### What the exercise asks
Report the number of lines containing "title", with no other words.

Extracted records
· · ·

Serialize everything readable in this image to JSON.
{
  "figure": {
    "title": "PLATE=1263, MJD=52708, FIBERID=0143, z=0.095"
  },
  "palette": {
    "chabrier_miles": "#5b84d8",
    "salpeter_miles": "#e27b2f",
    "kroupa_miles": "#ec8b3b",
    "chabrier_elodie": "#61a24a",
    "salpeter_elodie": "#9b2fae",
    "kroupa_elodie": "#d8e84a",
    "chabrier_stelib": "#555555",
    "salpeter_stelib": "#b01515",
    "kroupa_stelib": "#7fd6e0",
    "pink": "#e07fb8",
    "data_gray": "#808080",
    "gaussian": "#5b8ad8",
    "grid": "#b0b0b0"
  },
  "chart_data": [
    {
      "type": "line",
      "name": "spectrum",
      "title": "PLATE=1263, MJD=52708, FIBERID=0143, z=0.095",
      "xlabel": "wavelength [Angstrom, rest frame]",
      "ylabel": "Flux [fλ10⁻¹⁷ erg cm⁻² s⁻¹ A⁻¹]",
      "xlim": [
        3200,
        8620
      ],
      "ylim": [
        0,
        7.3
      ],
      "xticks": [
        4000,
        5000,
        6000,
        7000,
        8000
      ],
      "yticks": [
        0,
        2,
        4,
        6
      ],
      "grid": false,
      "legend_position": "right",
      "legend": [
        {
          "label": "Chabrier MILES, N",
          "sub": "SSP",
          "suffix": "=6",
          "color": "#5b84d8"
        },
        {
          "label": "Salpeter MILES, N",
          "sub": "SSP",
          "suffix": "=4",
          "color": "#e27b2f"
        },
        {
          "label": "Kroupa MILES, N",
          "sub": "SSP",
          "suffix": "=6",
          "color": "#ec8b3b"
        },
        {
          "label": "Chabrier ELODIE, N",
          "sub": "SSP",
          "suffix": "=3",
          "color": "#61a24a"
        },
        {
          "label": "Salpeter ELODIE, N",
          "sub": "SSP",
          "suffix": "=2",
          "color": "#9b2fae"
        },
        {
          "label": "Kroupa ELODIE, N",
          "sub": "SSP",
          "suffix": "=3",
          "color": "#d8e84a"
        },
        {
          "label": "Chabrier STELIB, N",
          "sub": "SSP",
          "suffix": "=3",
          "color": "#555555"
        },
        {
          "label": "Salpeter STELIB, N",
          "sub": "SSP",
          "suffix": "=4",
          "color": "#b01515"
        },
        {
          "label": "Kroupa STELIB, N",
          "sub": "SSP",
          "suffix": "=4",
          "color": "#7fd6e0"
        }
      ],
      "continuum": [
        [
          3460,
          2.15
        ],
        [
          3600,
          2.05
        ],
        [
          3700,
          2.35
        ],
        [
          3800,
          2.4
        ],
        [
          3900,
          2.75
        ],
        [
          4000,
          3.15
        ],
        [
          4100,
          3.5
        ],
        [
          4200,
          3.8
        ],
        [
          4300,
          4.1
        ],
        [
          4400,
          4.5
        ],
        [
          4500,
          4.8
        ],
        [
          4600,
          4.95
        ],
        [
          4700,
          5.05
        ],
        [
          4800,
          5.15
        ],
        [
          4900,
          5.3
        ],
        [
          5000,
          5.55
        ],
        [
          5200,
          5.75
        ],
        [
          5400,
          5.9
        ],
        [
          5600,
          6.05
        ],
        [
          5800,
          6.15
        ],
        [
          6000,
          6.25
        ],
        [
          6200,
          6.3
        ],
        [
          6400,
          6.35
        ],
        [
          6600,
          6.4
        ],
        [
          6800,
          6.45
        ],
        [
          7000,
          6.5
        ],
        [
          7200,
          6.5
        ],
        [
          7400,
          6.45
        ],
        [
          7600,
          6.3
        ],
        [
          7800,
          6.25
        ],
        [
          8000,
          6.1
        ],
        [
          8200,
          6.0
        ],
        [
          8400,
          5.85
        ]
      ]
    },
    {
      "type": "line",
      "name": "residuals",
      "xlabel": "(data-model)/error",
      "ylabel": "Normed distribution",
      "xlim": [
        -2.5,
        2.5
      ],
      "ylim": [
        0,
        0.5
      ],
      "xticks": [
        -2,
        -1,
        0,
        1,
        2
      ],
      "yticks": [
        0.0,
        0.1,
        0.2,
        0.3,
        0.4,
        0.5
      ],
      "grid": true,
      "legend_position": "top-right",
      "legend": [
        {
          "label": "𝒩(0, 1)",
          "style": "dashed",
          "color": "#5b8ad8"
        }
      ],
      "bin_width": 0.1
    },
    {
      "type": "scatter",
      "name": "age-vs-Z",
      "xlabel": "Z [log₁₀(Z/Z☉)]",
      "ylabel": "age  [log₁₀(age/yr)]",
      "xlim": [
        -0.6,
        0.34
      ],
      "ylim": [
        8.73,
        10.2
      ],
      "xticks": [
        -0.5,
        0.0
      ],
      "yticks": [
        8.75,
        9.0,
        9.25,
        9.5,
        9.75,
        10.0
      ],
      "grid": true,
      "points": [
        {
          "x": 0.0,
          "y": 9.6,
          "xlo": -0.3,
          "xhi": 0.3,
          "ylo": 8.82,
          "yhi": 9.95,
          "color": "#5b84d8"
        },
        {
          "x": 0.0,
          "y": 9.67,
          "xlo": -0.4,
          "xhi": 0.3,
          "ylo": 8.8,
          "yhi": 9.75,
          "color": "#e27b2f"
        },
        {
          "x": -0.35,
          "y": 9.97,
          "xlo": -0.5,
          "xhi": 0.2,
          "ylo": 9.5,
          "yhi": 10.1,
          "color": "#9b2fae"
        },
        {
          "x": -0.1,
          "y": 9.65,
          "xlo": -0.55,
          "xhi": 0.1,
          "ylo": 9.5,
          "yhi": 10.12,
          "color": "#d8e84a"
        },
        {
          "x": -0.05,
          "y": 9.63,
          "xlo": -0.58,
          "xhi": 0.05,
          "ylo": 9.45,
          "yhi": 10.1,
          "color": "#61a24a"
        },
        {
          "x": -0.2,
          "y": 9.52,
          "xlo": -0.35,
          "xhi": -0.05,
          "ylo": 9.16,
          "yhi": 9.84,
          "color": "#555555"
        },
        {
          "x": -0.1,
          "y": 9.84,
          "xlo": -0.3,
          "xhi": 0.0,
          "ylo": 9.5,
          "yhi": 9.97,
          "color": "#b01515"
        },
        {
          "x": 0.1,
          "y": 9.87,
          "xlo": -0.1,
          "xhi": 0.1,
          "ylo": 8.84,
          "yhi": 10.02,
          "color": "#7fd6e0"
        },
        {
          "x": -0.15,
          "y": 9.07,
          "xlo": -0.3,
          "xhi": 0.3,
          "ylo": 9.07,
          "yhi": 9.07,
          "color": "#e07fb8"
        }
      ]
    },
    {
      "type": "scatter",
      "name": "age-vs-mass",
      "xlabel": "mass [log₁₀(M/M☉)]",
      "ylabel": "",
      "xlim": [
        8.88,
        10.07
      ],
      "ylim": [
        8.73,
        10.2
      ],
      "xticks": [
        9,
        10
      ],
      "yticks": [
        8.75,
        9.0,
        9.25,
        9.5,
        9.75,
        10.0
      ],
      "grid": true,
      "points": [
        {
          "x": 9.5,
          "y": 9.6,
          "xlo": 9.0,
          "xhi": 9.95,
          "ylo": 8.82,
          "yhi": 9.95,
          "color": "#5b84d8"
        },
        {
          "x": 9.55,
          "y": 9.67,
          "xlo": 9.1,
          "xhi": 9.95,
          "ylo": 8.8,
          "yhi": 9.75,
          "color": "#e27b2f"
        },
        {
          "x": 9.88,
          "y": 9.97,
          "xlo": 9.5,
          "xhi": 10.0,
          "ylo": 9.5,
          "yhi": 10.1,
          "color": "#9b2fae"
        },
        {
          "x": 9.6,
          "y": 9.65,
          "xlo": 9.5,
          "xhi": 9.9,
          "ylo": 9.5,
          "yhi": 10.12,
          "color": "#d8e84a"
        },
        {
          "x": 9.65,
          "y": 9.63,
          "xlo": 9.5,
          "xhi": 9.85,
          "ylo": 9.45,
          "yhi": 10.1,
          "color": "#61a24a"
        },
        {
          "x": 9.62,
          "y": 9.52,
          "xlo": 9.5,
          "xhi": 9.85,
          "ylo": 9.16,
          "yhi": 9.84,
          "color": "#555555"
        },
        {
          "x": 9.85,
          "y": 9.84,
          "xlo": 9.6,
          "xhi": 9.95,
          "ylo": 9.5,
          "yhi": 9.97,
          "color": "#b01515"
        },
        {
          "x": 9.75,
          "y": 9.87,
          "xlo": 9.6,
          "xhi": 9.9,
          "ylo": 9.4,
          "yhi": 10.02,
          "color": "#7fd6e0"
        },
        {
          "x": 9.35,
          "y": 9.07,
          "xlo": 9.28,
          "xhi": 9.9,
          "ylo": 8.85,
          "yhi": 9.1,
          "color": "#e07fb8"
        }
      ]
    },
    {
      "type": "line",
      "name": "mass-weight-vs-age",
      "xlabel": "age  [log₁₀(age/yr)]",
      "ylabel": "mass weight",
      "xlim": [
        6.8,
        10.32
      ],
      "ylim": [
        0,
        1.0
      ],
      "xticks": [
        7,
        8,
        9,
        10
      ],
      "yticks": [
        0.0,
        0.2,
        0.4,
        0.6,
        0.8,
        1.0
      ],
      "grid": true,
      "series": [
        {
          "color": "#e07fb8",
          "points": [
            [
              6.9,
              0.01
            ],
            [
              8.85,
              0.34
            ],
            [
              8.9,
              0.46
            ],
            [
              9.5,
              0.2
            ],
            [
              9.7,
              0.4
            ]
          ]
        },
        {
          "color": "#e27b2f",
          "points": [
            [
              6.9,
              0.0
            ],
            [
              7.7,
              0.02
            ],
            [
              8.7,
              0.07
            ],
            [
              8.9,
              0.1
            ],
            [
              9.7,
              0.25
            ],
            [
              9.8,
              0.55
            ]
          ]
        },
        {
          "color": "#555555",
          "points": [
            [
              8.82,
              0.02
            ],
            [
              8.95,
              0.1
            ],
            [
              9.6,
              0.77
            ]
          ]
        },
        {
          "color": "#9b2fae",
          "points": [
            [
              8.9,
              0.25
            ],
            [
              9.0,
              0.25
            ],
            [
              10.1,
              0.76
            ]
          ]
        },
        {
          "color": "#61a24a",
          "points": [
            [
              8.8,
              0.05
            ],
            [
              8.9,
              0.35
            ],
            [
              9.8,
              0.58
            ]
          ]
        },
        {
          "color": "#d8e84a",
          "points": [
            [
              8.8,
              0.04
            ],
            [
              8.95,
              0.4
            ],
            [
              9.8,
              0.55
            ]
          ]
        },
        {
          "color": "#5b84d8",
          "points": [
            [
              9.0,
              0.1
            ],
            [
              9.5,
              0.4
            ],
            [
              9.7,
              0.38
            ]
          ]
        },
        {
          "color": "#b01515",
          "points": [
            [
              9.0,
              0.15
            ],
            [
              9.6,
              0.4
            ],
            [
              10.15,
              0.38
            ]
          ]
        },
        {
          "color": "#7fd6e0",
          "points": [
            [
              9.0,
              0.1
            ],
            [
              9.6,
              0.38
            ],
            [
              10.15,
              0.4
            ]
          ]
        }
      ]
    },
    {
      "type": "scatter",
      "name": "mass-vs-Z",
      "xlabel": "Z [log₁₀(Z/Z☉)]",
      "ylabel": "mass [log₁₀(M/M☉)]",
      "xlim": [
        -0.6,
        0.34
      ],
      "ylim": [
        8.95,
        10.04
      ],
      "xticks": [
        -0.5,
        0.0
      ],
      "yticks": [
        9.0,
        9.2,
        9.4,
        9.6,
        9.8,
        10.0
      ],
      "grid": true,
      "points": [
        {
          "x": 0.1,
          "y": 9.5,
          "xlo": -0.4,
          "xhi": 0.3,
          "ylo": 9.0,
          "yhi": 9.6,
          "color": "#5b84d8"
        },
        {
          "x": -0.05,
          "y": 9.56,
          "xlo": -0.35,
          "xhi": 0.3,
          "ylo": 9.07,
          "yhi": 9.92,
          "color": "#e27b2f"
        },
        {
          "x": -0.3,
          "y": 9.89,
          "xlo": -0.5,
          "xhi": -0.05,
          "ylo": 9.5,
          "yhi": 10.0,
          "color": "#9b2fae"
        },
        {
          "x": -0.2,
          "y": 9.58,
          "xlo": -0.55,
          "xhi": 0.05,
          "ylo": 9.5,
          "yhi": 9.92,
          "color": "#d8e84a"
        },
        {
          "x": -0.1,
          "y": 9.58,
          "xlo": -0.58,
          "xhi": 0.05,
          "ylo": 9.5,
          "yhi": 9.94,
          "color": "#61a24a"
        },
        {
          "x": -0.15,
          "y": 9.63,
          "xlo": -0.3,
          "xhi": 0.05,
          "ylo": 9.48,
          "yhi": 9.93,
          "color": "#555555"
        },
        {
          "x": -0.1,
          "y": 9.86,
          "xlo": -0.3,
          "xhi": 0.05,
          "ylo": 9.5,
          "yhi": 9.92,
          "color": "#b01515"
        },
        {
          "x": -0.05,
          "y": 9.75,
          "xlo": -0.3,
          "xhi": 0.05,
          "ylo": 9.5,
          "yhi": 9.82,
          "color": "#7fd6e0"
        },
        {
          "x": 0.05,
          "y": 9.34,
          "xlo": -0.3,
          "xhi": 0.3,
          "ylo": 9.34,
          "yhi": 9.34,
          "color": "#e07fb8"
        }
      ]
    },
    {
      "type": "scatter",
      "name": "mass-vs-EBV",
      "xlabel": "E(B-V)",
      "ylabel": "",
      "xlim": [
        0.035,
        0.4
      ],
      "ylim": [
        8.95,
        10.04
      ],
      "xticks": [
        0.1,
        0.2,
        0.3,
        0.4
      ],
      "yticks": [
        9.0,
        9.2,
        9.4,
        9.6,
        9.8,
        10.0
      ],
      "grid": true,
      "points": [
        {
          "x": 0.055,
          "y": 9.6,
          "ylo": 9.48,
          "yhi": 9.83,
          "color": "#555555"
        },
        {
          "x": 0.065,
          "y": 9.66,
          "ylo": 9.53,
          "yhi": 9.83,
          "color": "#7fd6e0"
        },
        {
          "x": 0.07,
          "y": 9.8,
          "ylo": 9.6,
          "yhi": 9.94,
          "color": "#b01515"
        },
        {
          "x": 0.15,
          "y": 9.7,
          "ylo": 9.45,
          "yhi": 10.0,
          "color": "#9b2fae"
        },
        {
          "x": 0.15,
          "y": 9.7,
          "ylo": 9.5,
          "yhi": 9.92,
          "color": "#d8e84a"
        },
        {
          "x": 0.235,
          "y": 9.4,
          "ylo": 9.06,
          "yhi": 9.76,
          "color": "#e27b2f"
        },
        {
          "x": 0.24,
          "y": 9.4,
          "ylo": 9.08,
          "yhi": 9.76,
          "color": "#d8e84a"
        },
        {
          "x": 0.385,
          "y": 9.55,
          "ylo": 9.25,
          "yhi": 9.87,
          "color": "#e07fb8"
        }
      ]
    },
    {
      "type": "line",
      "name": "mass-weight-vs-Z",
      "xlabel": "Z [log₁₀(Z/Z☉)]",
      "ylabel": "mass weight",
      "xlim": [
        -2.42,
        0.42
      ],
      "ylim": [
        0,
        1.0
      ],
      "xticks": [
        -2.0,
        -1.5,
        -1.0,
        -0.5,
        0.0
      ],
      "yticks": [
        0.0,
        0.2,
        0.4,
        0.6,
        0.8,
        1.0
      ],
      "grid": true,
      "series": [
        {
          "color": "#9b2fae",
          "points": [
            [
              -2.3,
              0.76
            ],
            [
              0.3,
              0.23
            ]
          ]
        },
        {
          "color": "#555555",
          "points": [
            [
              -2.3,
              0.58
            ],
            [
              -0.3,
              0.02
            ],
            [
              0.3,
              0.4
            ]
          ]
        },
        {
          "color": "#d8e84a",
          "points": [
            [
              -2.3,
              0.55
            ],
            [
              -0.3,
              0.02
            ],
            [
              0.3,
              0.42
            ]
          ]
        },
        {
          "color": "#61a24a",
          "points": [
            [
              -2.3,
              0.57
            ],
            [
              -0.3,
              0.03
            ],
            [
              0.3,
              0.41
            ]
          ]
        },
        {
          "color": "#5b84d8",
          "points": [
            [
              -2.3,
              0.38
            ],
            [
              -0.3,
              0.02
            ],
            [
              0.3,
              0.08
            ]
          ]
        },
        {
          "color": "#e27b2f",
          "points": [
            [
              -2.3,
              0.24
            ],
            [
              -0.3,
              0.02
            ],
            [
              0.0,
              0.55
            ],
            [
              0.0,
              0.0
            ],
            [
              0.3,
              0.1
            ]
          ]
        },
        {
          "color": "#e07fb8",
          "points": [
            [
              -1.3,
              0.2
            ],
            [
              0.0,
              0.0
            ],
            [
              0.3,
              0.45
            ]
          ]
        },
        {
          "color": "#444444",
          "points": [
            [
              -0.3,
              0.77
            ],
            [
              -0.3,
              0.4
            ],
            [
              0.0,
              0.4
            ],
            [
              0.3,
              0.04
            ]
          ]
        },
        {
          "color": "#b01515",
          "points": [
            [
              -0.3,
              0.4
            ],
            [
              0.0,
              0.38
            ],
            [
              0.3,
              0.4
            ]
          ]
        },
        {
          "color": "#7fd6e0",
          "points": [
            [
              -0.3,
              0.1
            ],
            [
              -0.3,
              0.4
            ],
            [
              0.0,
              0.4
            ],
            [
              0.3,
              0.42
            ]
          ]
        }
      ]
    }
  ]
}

· · ·

### Answer for the task
2